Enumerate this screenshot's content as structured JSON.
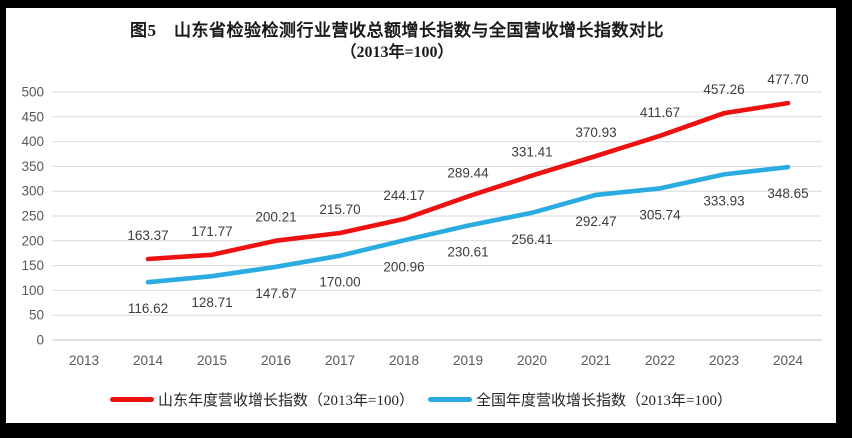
{
  "figure": {
    "title_line1": "图5　山东省检验检测行业营收总额增长指数与全国营收增长指数对比",
    "title_line2": "（2013年=100）"
  },
  "chart_data": {
    "type": "line",
    "title": "图5 山东省检验检测行业营收总额增长指数与全国营收增长指数对比（2013年=100）",
    "categories": [
      "2013",
      "2014",
      "2015",
      "2016",
      "2017",
      "2018",
      "2019",
      "2020",
      "2021",
      "2022",
      "2023",
      "2024"
    ],
    "ylim": [
      0,
      500
    ],
    "ytick_step": 50,
    "grid": true,
    "legend_position": "bottom",
    "series": [
      {
        "name": "山东年度营收增长指数（2013年=100）",
        "color": "#ee1111",
        "first_category": "2014",
        "label_position": "above",
        "values": [
          163.37,
          171.77,
          200.21,
          215.7,
          244.17,
          289.44,
          331.41,
          370.93,
          411.67,
          457.26,
          477.7
        ]
      },
      {
        "name": "全国年度营收增长指数（2013年=100）",
        "color": "#2aabe2",
        "first_category": "2014",
        "label_position": "below",
        "values": [
          116.62,
          128.71,
          147.67,
          170.0,
          200.96,
          230.61,
          256.41,
          292.47,
          305.74,
          333.93,
          348.65
        ]
      }
    ],
    "colors": {
      "gridline": "#d9d9d9",
      "axis_line": "#c6c6c6",
      "tick_label": "#595959",
      "data_label": "#3d3d3d"
    }
  }
}
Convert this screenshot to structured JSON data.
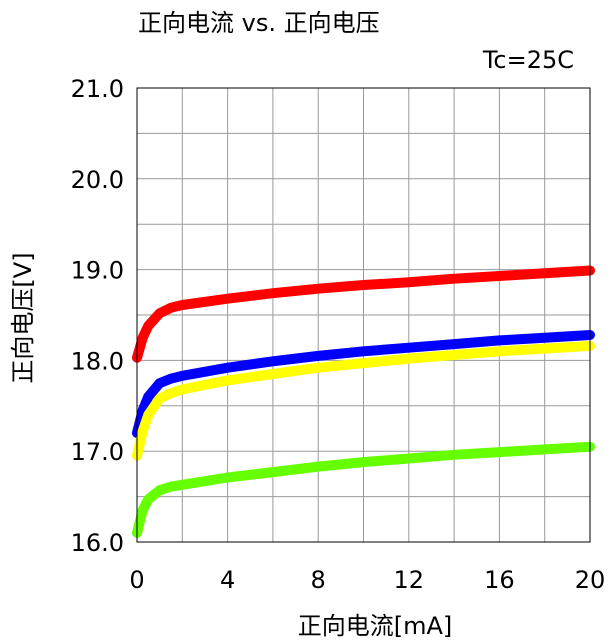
{
  "chart_data": {
    "type": "line",
    "title": "正向电流 vs. 正向电压",
    "condition": "Tc=25C",
    "xlabel": "正向电流[mA]",
    "ylabel": "正向电压[V]",
    "xlim": [
      0,
      20
    ],
    "ylim": [
      16.0,
      21.0
    ],
    "xticks": [
      0,
      4,
      8,
      12,
      16,
      20
    ],
    "xtick_labels": [
      "0",
      "4",
      "8",
      "12",
      "16",
      "20"
    ],
    "yticks": [
      16.0,
      17.0,
      18.0,
      19.0,
      20.0,
      21.0
    ],
    "ytick_labels": [
      "16.0",
      "17.0",
      "18.0",
      "19.0",
      "20.0",
      "21.0"
    ],
    "grid": true,
    "x": [
      0,
      0.25,
      0.5,
      1,
      1.5,
      2,
      4,
      6,
      8,
      10,
      12,
      14,
      16,
      18,
      20
    ],
    "series": [
      {
        "color": "#ff0000",
        "values": [
          18.03,
          18.25,
          18.38,
          18.52,
          18.58,
          18.61,
          18.68,
          18.74,
          18.79,
          18.83,
          18.86,
          18.9,
          18.93,
          18.96,
          18.99
        ]
      },
      {
        "color": "#0000ff",
        "values": [
          17.2,
          17.45,
          17.6,
          17.75,
          17.8,
          17.83,
          17.92,
          17.99,
          18.05,
          18.1,
          18.14,
          18.18,
          18.22,
          18.25,
          18.28
        ]
      },
      {
        "color": "#ffff00",
        "values": [
          16.95,
          17.22,
          17.4,
          17.58,
          17.64,
          17.68,
          17.78,
          17.85,
          17.92,
          17.97,
          18.02,
          18.06,
          18.1,
          18.13,
          18.16
        ]
      },
      {
        "color": "#66ff00",
        "values": [
          16.1,
          16.35,
          16.47,
          16.57,
          16.61,
          16.63,
          16.71,
          16.77,
          16.83,
          16.88,
          16.92,
          16.96,
          16.99,
          17.02,
          17.05
        ]
      }
    ]
  }
}
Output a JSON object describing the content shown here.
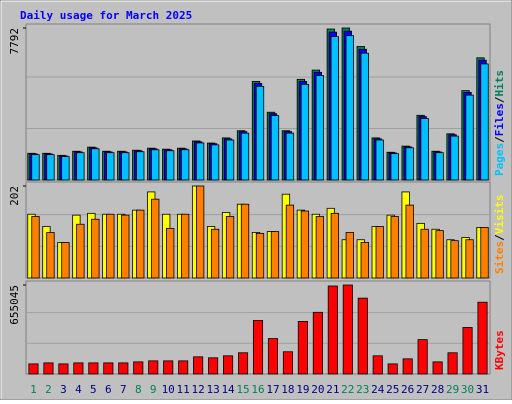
{
  "chart_data": [
    {
      "type": "bar",
      "title": "Daily usage for March 2025",
      "legend_separator": "/",
      "ylim": [
        0,
        7792
      ],
      "yticks": [
        7792
      ],
      "series": [
        {
          "name": "Hits",
          "color": "#00805c",
          "values": [
            1369,
            1369,
            1264,
            1474,
            1685,
            1474,
            1474,
            1527,
            1632,
            1580,
            1632,
            2001,
            1895,
            2159,
            2527,
            5054,
            3475,
            2527,
            5160,
            5634,
            7740,
            7792,
            6845,
            2159,
            1422,
            1737,
            3317,
            1474,
            2369,
            4581,
            6265
          ]
        },
        {
          "name": "Files",
          "color": "#0000ff",
          "values": [
            1340,
            1340,
            1240,
            1440,
            1650,
            1440,
            1440,
            1500,
            1600,
            1550,
            1600,
            1960,
            1860,
            2110,
            2480,
            4950,
            3400,
            2480,
            5050,
            5520,
            7580,
            7630,
            6700,
            2110,
            1390,
            1700,
            3250,
            1440,
            2320,
            4490,
            6140
          ]
        },
        {
          "name": "Pages",
          "color": "#00c0ff",
          "values": [
            1300,
            1300,
            1200,
            1400,
            1600,
            1400,
            1400,
            1450,
            1550,
            1500,
            1550,
            1900,
            1800,
            2050,
            2400,
            4800,
            3300,
            2400,
            4900,
            5350,
            7350,
            7400,
            6500,
            2050,
            1350,
            1650,
            3150,
            1400,
            2250,
            4350,
            5950
          ]
        }
      ]
    },
    {
      "type": "bar",
      "ylim": [
        0,
        202
      ],
      "yticks": [
        202
      ],
      "legend_separator": "/",
      "series": [
        {
          "name": "Visits",
          "color": "#ffff00",
          "values": [
            140,
            113,
            78,
            138,
            142,
            140,
            140,
            149,
            189,
            140,
            140,
            202,
            113,
            144,
            162,
            100,
            102,
            184,
            149,
            140,
            153,
            84,
            84,
            113,
            138,
            189,
            120,
            107,
            84,
            89,
            111
          ]
        },
        {
          "name": "Sites",
          "color": "#ff8000",
          "values": [
            135,
            100,
            78,
            118,
            129,
            140,
            138,
            149,
            173,
            109,
            140,
            202,
            107,
            135,
            162,
            98,
            102,
            160,
            147,
            135,
            142,
            100,
            78,
            113,
            135,
            160,
            107,
            104,
            82,
            84,
            111
          ]
        }
      ]
    },
    {
      "type": "bar",
      "ylim": [
        0,
        655045
      ],
      "yticks": [
        655045
      ],
      "categories": [
        "1",
        "2",
        "3",
        "4",
        "5",
        "6",
        "7",
        "8",
        "9",
        "10",
        "11",
        "12",
        "13",
        "14",
        "15",
        "16",
        "17",
        "18",
        "19",
        "20",
        "21",
        "22",
        "23",
        "24",
        "25",
        "26",
        "27",
        "28",
        "29",
        "30",
        "31"
      ],
      "category_colors": [
        "#00805c",
        "#00805c",
        "#000080",
        "#000080",
        "#000080",
        "#000080",
        "#000080",
        "#00805c",
        "#00805c",
        "#000080",
        "#000080",
        "#000080",
        "#000080",
        "#000080",
        "#00805c",
        "#00805c",
        "#000080",
        "#000080",
        "#000080",
        "#000080",
        "#000080",
        "#00805c",
        "#00805c",
        "#000080",
        "#000080",
        "#000080",
        "#000080",
        "#000080",
        "#00805c",
        "#00805c",
        "#000080"
      ],
      "series": [
        {
          "name": "KBytes",
          "color": "#ff0000",
          "values": [
            74440,
            81884,
            74440,
            81884,
            81884,
            81884,
            81884,
            89328,
            96772,
            96772,
            96772,
            126548,
            119104,
            133992,
            156324,
            394532,
            260540,
            163768,
            387088,
            454084,
            647628,
            655045,
            558300,
            133992,
            74440,
            111660,
            253096,
            89328,
            156324,
            342424,
            528524
          ]
        }
      ]
    }
  ]
}
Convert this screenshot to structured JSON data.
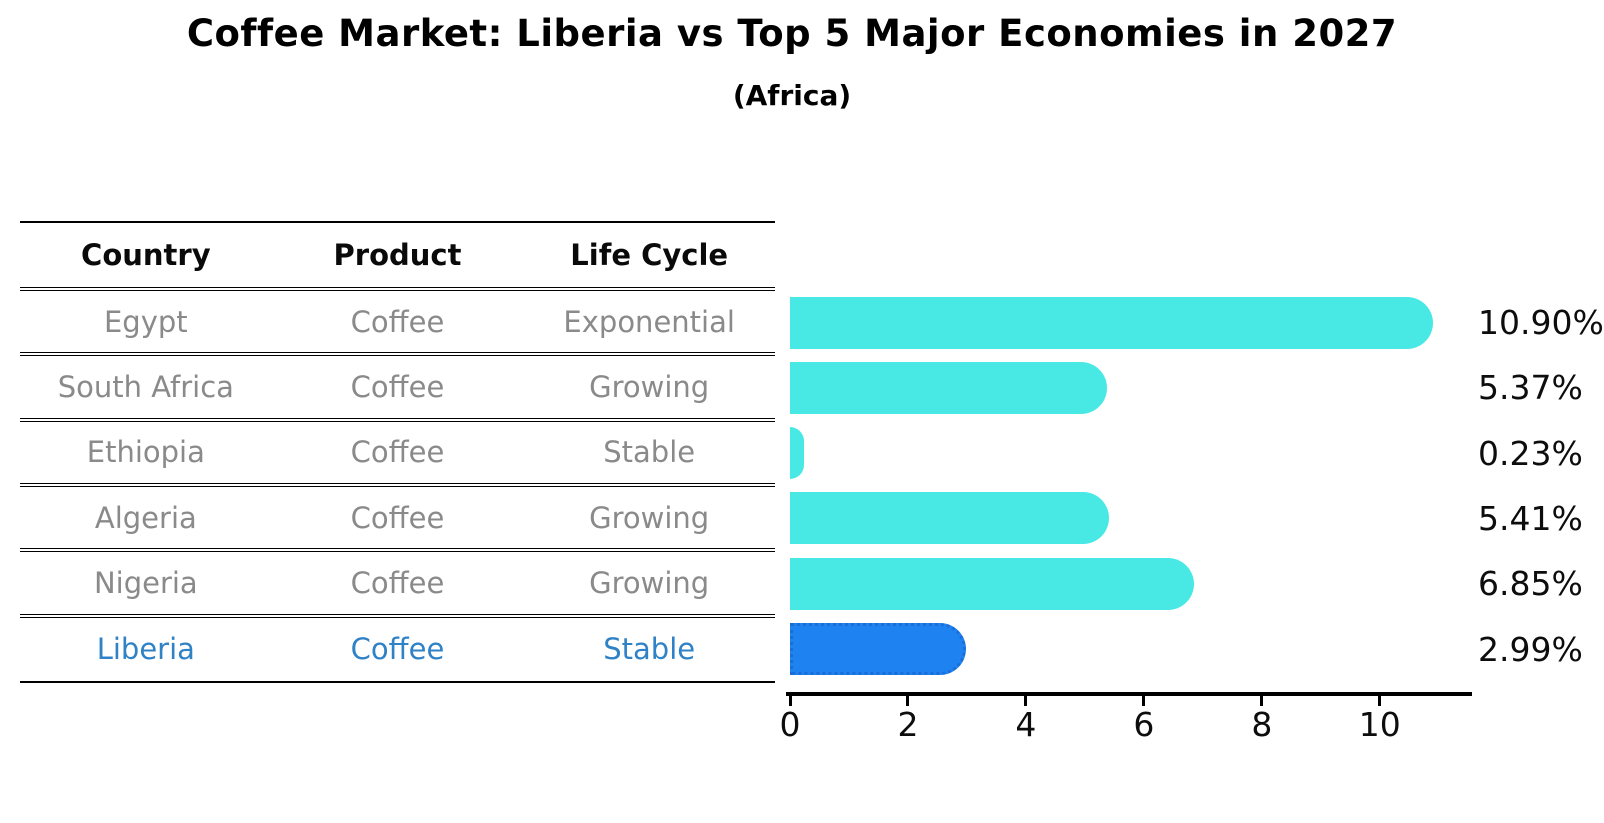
{
  "title": "Coffee Market: Liberia vs Top 5 Major Economies in 2027",
  "subtitle": "(Africa)",
  "table": {
    "columns": [
      "Country",
      "Product",
      "Life Cycle"
    ],
    "rows": [
      {
        "country": "Egypt",
        "product": "Coffee",
        "life_cycle": "Exponential",
        "highlight": false
      },
      {
        "country": "South Africa",
        "product": "Coffee",
        "life_cycle": "Growing",
        "highlight": false
      },
      {
        "country": "Ethiopia",
        "product": "Coffee",
        "life_cycle": "Stable",
        "highlight": false
      },
      {
        "country": "Algeria",
        "product": "Coffee",
        "life_cycle": "Growing",
        "highlight": false
      },
      {
        "country": "Nigeria",
        "product": "Coffee",
        "life_cycle": "Growing",
        "highlight": false
      },
      {
        "country": "Liberia",
        "product": "Coffee",
        "life_cycle": "Stable",
        "highlight": true
      }
    ]
  },
  "chart_data": {
    "type": "bar",
    "orientation": "horizontal",
    "title": "Coffee Market: Liberia vs Top 5 Major Economies in 2027",
    "subtitle": "(Africa)",
    "categories": [
      "Egypt",
      "South Africa",
      "Ethiopia",
      "Algeria",
      "Nigeria",
      "Liberia"
    ],
    "values": [
      10.9,
      5.37,
      0.23,
      5.41,
      6.85,
      2.99
    ],
    "value_labels": [
      "10.90%",
      "5.37%",
      "0.23%",
      "5.41%",
      "6.85%",
      "2.99%"
    ],
    "highlight_index": 5,
    "x_ticks": [
      0,
      2,
      4,
      6,
      8,
      10
    ],
    "xlim": [
      0,
      11.53
    ],
    "xlabel": "",
    "ylabel": "",
    "grid": false,
    "legend": false
  },
  "colors": {
    "bar": "#48e9e5",
    "highlight_bar": "#1e82f0",
    "highlight_border": "#1b6ed8",
    "row_text": "#8a8a8a",
    "highlight_text": "#2f82c6",
    "table_line": "#000000",
    "axis": "#000000",
    "value_text": "#0d0d0d"
  }
}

= = = = = = =

• **WHAT THE TASK ASKS**: Sift the material for lines with the string "Major". Copy each one found.

• **RESPONSE**:
  "title": "Coffee Market: Liberia vs Top 5 Major Economies in 2027",
    "title": "Coffee Market: Liberia vs Top 5 Major Economies in 2027",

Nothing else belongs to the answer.